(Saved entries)
[BEGIN]

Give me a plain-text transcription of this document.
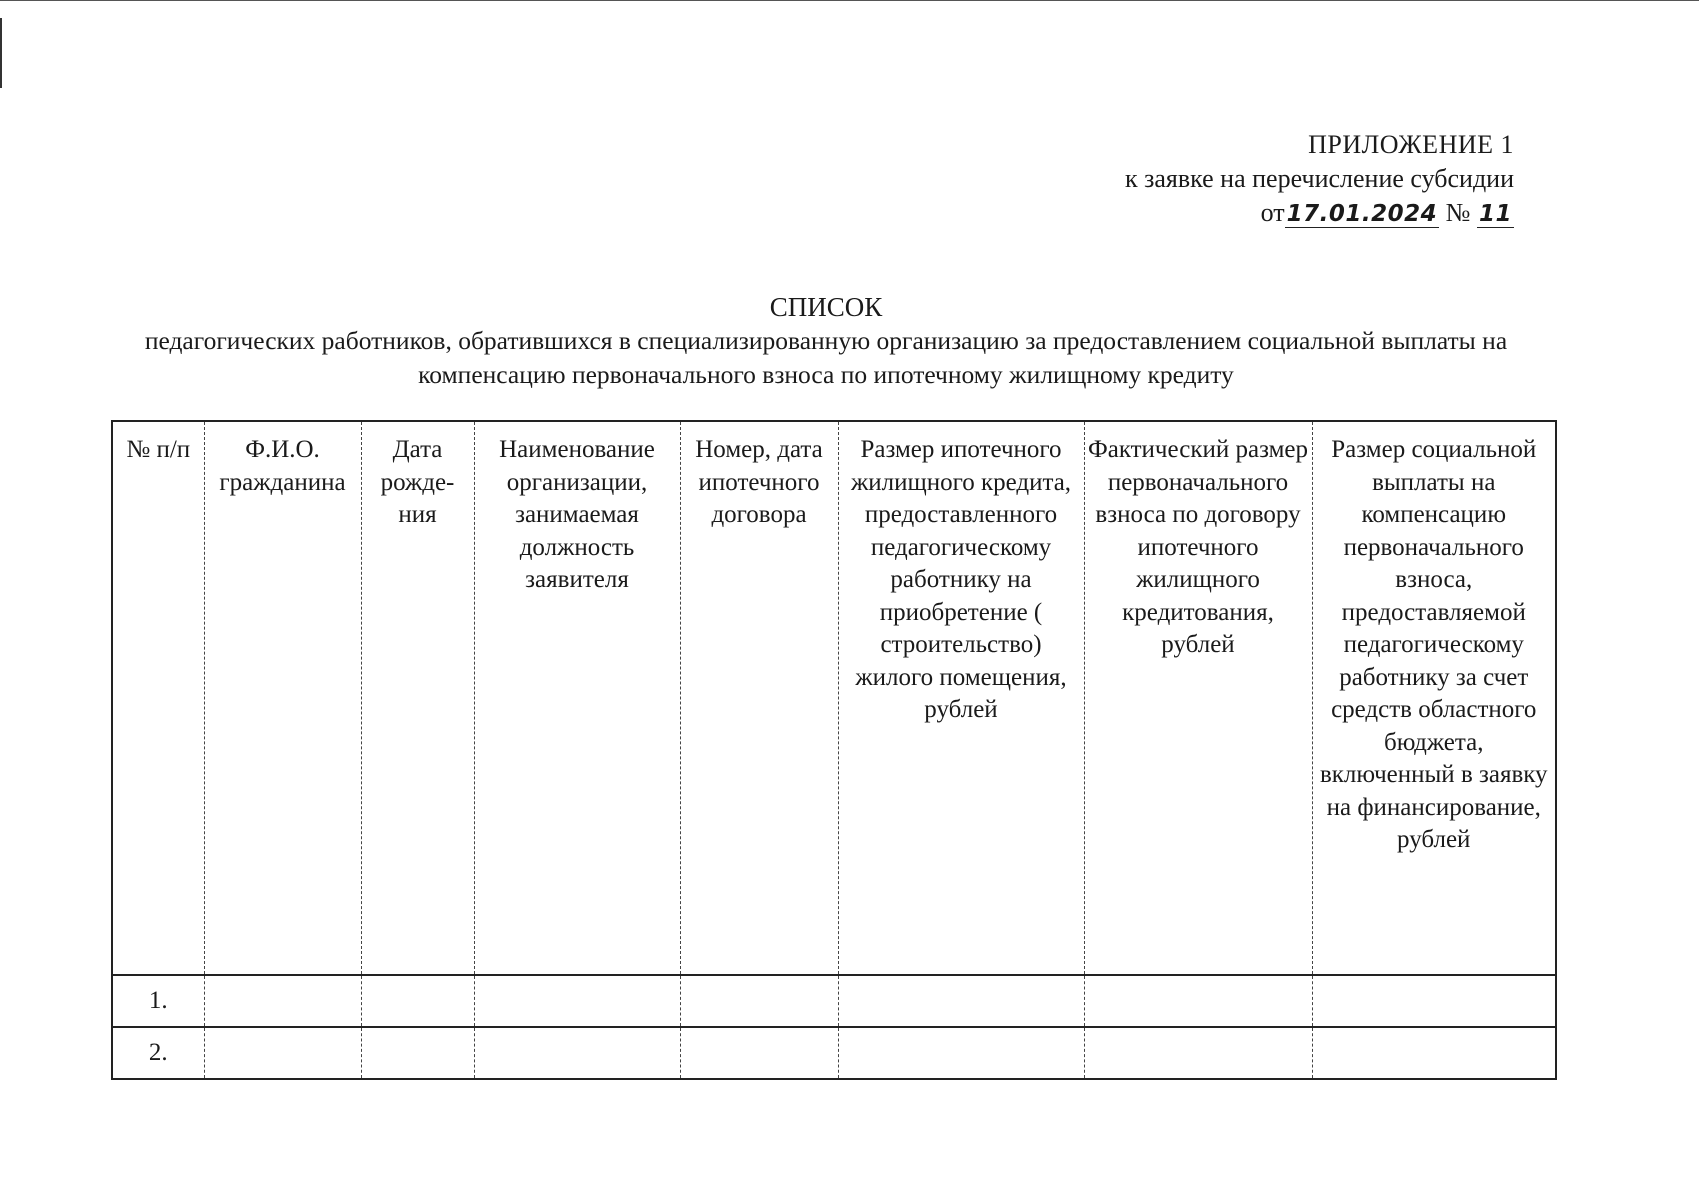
ПРИЛОЖЕНИЕ 1
к заявке на перечисление субсидии
от17.01.2024 № 11
СПИСОК
педагогических работников, обратившихся в специализированную организацию за предоставлением социальной выплаты на компенсацию первоначального взноса по ипотечному жилищному кредиту
№ п/п	Ф.И.О. гражданина	Дата рожде-ния	Наименование организации, занимаемая должность заявителя	Номер, дата ипотечного договора	Размер ипотечного жилищного кредита, предоставленного педагогическому работнику на приобретение ( строительство) жилого помещения, рублей	Фактический размер первоначального взноса по договору ипотечного жилищного кредитования, рублей	Размер социальной выплаты на компенсацию первоначального взноса, предоставляемой педагогическому работнику за счет средств областного бюджета, включенный в заявку на финансирование, рублей

1.							
2.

[END]

▸ WHAT TO DO: All the records need to be repeated exactly, with the images dropped.

▸ SOLUTION BELOW:
Give me a plain-text transcription of this document.
ПРИЛОЖЕНИЕ 1
к заявке на перечисление субсидии
от17.01.2024 № 11
СПИСОК
педагогических работников, обратившихся в специализированную организацию за предоставлением социальной выплаты на компенсацию первоначального взноса по ипотечному жилищному кредиту
№ п/п	Ф.И.О. гражданина	Дата рожде-ния	Наименование организации, занимаемая должность заявителя	Номер, дата ипотечного договора	Размер ипотечного жилищного кредита, предоставленного педагогическому работнику на приобретение ( строительство) жилого помещения, рублей	Фактический размер первоначального взноса по договору ипотечного жилищного кредитования, рублей	Размер социальной выплаты на компенсацию первоначального взноса, предоставляемой педагогическому работнику за счет средств областного бюджета, включенный в заявку на финансирование, рублей

1.							
2.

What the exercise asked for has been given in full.